- [PROVIDED DATA]:

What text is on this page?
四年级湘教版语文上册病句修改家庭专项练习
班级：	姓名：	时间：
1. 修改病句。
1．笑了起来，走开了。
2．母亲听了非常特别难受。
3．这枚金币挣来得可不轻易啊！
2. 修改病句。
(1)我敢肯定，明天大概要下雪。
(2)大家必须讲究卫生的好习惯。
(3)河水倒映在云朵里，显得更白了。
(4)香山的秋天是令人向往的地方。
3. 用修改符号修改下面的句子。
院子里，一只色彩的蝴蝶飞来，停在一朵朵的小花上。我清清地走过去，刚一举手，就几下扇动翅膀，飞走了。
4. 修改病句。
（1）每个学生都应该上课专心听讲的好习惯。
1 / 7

- [SHORT PROBLEM]: Reproduce all of the material above word for word.

- [WRITTEN ANSWER]:
What text is on this page?
四年级湘教版语文上册病句修改家庭专项练习
班级：	姓名：	时间：
1. 修改病句。
1．笑了起来，走开了。
2．母亲听了非常特别难受。
3．这枚金币挣来得可不轻易啊！
2. 修改病句。
(1)我敢肯定，明天大概要下雪。
(2)大家必须讲究卫生的好习惯。
(3)河水倒映在云朵里，显得更白了。
(4)香山的秋天是令人向往的地方。
3. 用修改符号修改下面的句子。
院子里，一只色彩的蝴蝶飞来，停在一朵朵的小花上。我清清地走过去，刚一举手，就几下扇动翅膀，飞走了。
4. 修改病句。
（1）每个学生都应该上课专心听讲的好习惯。
1 / 7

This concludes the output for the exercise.